**Problem statement**
Return every line of the records below word for word, leaving out the pictures.

**Listed records**
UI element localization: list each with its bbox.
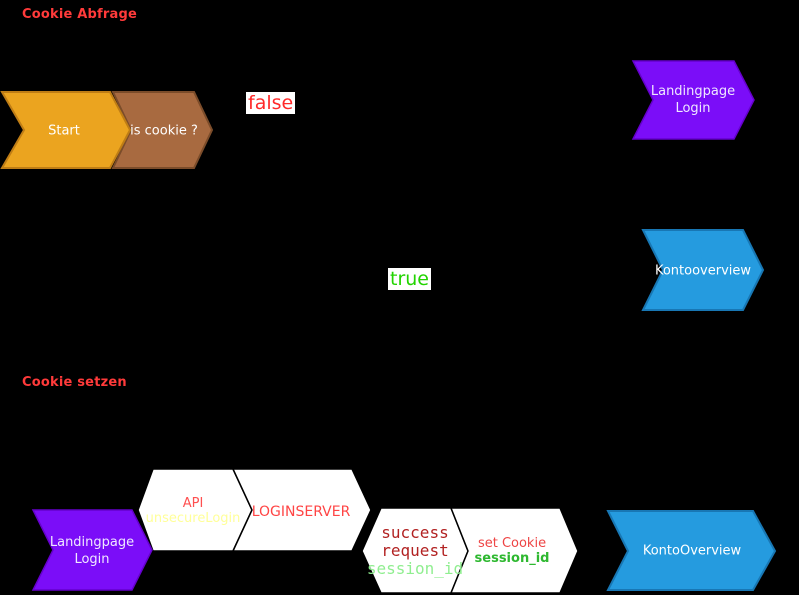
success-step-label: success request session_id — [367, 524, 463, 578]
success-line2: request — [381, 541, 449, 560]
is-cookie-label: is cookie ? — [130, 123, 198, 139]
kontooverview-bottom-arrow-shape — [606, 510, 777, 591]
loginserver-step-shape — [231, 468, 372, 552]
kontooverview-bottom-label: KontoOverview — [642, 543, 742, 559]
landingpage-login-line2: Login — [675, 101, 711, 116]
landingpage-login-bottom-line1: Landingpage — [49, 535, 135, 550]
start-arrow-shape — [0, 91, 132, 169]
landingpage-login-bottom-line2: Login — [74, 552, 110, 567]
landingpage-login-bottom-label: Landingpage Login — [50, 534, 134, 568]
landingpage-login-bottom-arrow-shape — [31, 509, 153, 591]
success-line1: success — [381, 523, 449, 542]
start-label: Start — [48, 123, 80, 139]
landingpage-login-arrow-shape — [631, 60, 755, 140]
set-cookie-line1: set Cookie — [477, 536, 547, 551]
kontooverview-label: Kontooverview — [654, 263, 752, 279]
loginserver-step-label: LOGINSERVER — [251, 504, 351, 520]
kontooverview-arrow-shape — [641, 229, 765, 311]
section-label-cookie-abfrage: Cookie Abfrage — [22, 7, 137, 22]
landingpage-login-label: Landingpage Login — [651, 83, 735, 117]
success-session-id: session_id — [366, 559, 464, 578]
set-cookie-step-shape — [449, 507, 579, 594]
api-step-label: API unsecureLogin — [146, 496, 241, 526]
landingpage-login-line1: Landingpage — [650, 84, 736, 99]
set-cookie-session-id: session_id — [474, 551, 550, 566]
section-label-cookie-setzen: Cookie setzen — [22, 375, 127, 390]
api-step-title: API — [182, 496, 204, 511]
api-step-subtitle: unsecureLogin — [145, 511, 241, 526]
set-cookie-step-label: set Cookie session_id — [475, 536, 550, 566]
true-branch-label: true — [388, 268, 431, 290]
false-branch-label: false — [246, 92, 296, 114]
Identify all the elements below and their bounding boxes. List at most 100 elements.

**Task response**
UI element localization: list each with its bbox.
success-step-label: success request session_id — [367, 524, 463, 578]
success-line2: request — [381, 541, 449, 560]
is-cookie-label: is cookie ? — [130, 123, 198, 139]
kontooverview-bottom-arrow-shape — [606, 510, 777, 591]
loginserver-step-shape — [231, 468, 372, 552]
kontooverview-bottom-label: KontoOverview — [642, 543, 742, 559]
landingpage-login-line2: Login — [675, 101, 711, 116]
landingpage-login-bottom-line1: Landingpage — [49, 535, 135, 550]
start-arrow-shape — [0, 91, 132, 169]
landingpage-login-bottom-line2: Login — [74, 552, 110, 567]
landingpage-login-bottom-label: Landingpage Login — [50, 534, 134, 568]
landingpage-login-bottom-arrow-shape — [31, 509, 153, 591]
success-line1: success — [381, 523, 449, 542]
start-label: Start — [48, 123, 80, 139]
landingpage-login-arrow-shape — [631, 60, 755, 140]
set-cookie-line1: set Cookie — [477, 536, 547, 551]
kontooverview-label: Kontooverview — [654, 263, 752, 279]
loginserver-step-label: LOGINSERVER — [251, 504, 351, 520]
kontooverview-arrow-shape — [641, 229, 765, 311]
section-label-cookie-abfrage: Cookie Abfrage — [22, 7, 137, 22]
landingpage-login-label: Landingpage Login — [651, 83, 735, 117]
success-session-id: session_id — [366, 559, 464, 578]
set-cookie-step-shape — [449, 507, 579, 594]
api-step-label: API unsecureLogin — [146, 496, 241, 526]
landingpage-login-line1: Landingpage — [650, 84, 736, 99]
set-cookie-session-id: session_id — [474, 551, 550, 566]
section-label-cookie-setzen: Cookie setzen — [22, 375, 127, 390]
api-step-title: API — [182, 496, 204, 511]
api-step-subtitle: unsecureLogin — [145, 511, 241, 526]
set-cookie-step-label: set Cookie session_id — [475, 536, 550, 566]
true-branch-label: true — [388, 268, 431, 290]
false-branch-label: false — [246, 92, 296, 114]
Identify all the elements below and their bounding boxes. List at most 100 elements.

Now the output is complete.